#### TASK GOAL
Gather all lines containing the string "BOUTEILLES" and copy them out.

A block of data
**********

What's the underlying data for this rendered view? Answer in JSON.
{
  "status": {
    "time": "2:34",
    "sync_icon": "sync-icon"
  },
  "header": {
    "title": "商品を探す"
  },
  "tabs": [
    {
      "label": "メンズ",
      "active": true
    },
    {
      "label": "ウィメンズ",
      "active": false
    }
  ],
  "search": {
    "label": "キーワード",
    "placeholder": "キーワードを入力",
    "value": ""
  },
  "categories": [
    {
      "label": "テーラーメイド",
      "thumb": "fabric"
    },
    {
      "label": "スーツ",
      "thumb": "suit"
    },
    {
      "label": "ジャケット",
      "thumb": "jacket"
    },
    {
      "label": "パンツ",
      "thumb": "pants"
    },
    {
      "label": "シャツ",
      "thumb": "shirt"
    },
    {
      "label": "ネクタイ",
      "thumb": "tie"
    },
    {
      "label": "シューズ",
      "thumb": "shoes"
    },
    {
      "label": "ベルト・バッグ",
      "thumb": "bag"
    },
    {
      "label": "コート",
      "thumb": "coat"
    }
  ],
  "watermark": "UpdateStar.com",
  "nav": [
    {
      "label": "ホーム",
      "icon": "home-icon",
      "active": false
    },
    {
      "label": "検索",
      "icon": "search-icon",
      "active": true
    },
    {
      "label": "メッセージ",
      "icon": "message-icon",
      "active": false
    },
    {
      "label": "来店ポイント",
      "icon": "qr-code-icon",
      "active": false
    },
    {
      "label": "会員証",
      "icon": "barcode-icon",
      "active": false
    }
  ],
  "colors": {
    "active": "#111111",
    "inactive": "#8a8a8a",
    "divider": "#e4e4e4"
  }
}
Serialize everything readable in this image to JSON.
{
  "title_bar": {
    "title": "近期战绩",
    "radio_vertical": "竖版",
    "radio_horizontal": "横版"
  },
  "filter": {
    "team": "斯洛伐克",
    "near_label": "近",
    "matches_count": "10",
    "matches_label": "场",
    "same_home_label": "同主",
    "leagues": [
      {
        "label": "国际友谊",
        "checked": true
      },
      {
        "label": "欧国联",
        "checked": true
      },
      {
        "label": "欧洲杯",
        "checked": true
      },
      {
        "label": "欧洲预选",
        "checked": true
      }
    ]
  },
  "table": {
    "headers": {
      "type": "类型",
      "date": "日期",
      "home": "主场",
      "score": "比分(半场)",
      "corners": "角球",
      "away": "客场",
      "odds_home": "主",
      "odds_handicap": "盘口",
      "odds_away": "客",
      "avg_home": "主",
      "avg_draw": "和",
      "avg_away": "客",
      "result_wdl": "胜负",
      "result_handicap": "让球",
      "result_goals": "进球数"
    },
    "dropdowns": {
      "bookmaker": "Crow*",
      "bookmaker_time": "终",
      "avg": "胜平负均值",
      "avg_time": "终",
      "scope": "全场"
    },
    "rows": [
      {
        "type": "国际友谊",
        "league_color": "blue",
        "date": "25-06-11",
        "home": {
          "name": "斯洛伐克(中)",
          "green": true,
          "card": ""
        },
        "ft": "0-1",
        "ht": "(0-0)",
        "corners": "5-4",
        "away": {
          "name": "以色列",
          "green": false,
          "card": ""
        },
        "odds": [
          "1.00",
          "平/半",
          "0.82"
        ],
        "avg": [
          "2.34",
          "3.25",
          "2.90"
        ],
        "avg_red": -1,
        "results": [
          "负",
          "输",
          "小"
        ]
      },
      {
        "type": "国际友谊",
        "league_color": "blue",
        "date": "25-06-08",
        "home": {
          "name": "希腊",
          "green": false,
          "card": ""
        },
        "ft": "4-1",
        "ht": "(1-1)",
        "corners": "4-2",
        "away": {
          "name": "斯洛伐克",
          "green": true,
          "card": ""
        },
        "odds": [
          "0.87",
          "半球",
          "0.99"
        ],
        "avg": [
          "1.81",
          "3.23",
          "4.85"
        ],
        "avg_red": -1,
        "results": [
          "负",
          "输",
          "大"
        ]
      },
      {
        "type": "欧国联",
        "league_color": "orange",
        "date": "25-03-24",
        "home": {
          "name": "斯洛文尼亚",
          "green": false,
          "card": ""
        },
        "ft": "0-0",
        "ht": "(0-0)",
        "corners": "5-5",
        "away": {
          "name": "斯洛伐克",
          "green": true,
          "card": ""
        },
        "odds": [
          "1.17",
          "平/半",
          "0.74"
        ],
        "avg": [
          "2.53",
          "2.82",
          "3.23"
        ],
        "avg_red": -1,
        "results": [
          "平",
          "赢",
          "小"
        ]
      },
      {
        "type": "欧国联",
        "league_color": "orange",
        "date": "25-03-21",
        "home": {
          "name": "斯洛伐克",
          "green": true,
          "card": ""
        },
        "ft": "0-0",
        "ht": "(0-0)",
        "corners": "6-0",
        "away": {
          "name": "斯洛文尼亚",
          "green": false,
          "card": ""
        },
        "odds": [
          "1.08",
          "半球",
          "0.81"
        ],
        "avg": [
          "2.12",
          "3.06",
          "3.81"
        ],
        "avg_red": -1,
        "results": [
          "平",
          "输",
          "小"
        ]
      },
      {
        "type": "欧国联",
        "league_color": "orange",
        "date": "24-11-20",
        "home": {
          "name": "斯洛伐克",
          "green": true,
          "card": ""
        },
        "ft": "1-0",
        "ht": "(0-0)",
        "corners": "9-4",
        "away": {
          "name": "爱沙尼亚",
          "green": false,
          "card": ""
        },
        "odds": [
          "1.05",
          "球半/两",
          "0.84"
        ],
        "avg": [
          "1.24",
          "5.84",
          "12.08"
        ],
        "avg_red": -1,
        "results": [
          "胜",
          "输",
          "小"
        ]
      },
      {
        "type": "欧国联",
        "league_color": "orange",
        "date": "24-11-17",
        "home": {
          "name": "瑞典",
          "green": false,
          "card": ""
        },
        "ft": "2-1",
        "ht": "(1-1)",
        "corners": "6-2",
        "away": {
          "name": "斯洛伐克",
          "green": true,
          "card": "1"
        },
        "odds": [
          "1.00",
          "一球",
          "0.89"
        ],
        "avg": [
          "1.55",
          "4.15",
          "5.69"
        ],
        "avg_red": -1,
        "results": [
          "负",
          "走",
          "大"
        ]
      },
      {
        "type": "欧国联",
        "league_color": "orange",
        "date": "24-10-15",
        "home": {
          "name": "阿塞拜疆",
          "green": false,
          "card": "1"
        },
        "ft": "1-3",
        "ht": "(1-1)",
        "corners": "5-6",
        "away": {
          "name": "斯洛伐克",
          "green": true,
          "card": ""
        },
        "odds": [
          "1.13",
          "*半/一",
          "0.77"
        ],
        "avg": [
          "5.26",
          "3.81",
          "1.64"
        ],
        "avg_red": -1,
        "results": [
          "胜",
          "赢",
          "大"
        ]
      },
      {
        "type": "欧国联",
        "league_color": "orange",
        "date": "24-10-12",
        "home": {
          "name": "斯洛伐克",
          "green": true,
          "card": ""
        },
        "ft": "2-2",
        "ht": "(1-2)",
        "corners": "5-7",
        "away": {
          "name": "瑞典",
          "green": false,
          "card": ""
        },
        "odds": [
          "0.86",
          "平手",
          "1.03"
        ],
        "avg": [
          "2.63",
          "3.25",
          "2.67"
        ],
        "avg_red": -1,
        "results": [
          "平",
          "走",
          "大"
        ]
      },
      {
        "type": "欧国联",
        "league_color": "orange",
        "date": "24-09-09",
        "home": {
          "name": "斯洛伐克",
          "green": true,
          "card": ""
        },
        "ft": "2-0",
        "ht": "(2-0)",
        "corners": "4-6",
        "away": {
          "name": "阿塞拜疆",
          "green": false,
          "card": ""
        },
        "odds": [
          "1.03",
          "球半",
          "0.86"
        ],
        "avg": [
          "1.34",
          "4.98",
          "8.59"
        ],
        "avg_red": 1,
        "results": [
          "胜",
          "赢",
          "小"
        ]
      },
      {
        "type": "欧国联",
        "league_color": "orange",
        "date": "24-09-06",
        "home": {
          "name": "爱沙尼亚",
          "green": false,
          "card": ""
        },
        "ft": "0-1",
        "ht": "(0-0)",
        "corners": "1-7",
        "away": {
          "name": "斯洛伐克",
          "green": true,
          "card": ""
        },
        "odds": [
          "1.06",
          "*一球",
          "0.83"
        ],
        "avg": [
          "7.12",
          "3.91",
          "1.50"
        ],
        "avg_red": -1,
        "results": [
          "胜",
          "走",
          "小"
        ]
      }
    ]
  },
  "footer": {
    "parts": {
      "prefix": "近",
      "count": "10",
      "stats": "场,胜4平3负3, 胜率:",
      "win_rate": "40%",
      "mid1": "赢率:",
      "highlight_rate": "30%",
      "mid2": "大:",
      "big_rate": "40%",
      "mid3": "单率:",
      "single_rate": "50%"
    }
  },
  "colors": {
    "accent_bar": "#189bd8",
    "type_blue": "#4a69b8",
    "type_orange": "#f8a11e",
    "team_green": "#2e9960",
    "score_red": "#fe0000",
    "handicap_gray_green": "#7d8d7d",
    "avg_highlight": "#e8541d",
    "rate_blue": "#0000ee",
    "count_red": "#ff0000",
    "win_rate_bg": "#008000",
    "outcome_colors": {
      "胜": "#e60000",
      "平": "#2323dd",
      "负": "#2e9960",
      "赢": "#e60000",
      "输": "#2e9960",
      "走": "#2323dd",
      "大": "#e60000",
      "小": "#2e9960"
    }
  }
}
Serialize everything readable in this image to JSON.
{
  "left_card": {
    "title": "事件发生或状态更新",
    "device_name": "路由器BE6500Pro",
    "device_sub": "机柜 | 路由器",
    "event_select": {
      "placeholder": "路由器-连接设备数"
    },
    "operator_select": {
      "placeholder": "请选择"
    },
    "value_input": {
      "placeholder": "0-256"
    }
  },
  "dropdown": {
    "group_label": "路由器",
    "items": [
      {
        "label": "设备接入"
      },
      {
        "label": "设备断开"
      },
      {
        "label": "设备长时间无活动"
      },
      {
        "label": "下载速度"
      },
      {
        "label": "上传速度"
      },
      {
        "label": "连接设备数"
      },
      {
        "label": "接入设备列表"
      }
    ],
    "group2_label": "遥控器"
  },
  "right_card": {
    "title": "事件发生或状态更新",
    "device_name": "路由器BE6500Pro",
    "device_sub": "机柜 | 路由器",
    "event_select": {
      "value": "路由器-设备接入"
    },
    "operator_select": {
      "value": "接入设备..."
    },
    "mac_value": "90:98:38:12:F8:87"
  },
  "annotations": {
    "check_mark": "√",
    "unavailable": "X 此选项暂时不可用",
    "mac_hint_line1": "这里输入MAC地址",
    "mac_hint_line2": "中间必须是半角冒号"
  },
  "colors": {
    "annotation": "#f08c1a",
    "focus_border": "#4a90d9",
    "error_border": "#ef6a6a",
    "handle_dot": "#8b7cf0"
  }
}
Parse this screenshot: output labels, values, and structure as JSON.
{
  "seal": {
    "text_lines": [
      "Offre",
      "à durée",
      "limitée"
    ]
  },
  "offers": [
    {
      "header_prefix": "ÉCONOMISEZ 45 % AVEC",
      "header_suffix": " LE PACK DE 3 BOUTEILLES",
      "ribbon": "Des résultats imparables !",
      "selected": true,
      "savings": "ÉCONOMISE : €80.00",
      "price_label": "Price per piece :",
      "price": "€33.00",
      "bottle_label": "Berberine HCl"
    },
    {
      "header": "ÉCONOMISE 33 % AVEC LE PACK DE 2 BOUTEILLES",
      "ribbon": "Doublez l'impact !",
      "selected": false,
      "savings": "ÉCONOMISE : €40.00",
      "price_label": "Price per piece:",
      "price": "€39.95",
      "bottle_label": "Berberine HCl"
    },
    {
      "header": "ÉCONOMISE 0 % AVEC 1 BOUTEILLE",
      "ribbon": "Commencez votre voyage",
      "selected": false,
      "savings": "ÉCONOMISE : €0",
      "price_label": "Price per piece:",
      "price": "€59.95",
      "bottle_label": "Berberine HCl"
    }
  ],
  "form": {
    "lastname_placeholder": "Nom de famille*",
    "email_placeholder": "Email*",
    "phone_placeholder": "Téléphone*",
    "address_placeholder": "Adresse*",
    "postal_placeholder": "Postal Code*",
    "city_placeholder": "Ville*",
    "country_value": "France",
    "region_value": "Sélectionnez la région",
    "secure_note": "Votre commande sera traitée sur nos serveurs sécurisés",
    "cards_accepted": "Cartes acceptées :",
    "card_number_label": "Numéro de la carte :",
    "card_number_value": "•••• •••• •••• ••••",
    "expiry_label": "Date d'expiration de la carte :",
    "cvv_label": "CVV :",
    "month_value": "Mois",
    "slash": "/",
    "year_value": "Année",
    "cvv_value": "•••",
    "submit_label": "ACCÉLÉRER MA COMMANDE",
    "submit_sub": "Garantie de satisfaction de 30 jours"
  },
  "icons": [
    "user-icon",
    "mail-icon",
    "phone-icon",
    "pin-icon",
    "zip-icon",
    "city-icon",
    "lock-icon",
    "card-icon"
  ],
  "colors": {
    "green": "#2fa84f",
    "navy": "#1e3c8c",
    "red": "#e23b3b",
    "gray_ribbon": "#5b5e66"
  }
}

**********

#### WRITTEN RESPONSE
      "header_suffix": " LE PACK DE 3 BOUTEILLES",
      "header": "ÉCONOMISE 33 % AVEC LE PACK DE 2 BOUTEILLES",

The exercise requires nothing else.